▶ Exercise directions:
Images are excluded; otherwise, output every record exactly.

▶ Stored records:
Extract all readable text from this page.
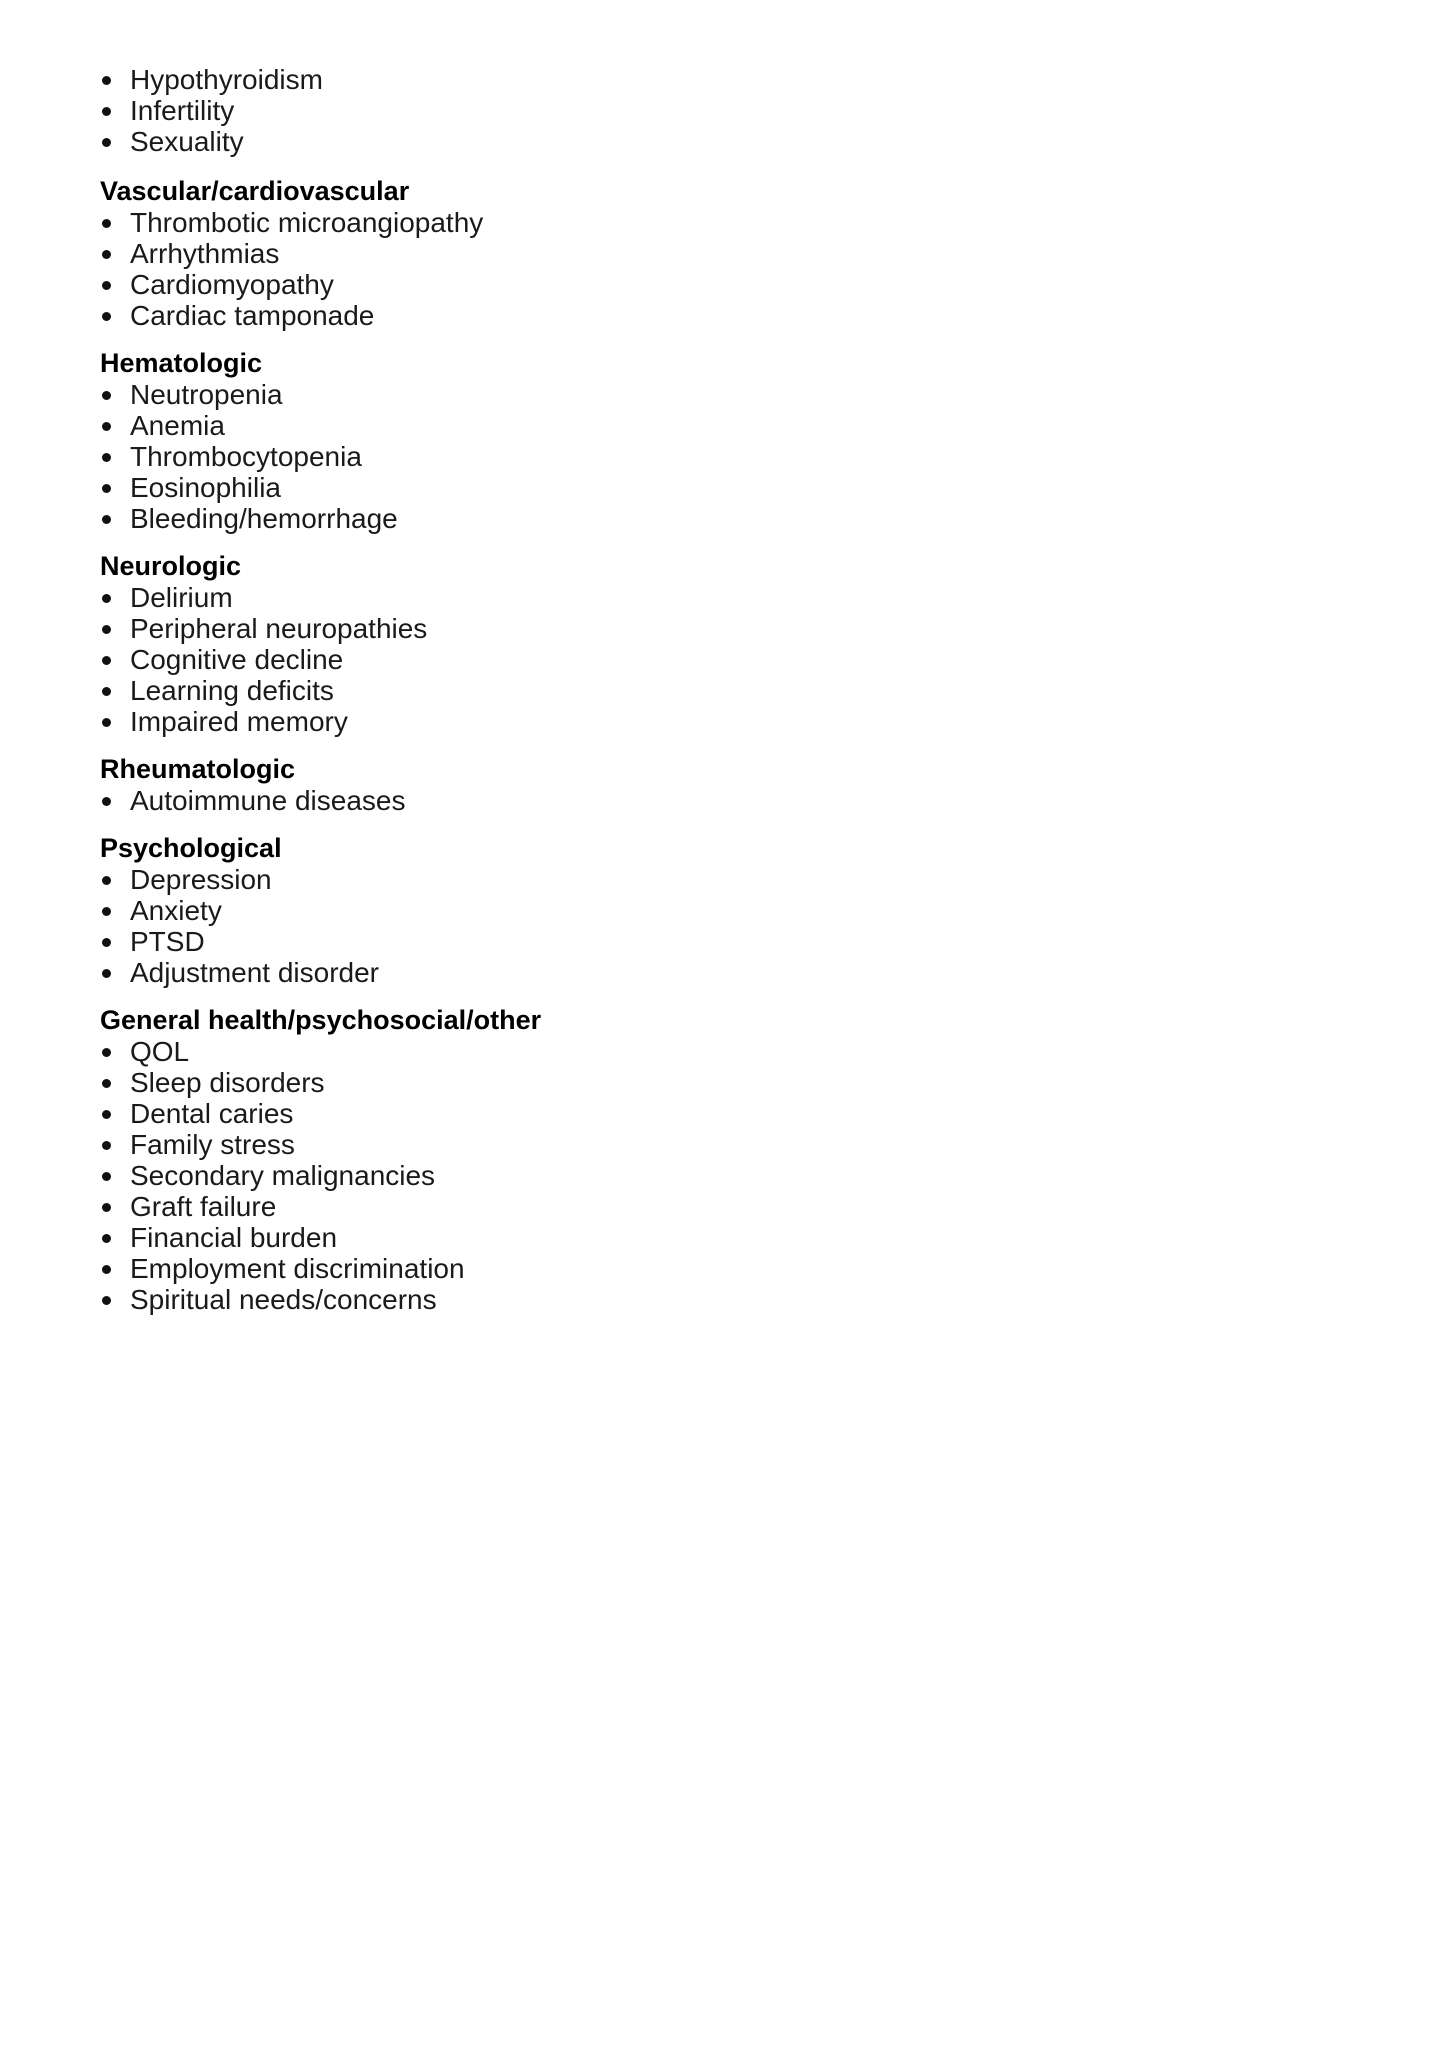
Hypothyroidism
Infertility
Sexuality
Vascular/cardiovascular
Thrombotic microangiopathy
Arrhythmias
Cardiomyopathy
Cardiac tamponade
Hematologic
Neutropenia
Anemia
Thrombocytopenia
Eosinophilia
Bleeding/hemorrhage
Neurologic
Delirium
Peripheral neuropathies
Cognitive decline
Learning deficits
Impaired memory
Rheumatologic
Autoimmune diseases
Psychological
Depression
Anxiety
PTSD
Adjustment disorder
General health/psychosocial/other
QOL
Sleep disorders
Dental caries
Family stress
Secondary malignancies
Graft failure
Financial burden
Employment discrimination
Spiritual needs/concerns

▶ Exercise answer:
Extract all readable text from this page.
Hypothyroidism
Infertility
Sexuality
Vascular/cardiovascular
Thrombotic microangiopathy
Arrhythmias
Cardiomyopathy
Cardiac tamponade
Hematologic
Neutropenia
Anemia
Thrombocytopenia
Eosinophilia
Bleeding/hemorrhage
Neurologic
Delirium
Peripheral neuropathies
Cognitive decline
Learning deficits
Impaired memory
Rheumatologic
Autoimmune diseases
Psychological
Depression
Anxiety
PTSD
Adjustment disorder
General health/psychosocial/other
QOL
Sleep disorders
Dental caries
Family stress
Secondary malignancies
Graft failure
Financial burden
Employment discrimination
Spiritual needs/concerns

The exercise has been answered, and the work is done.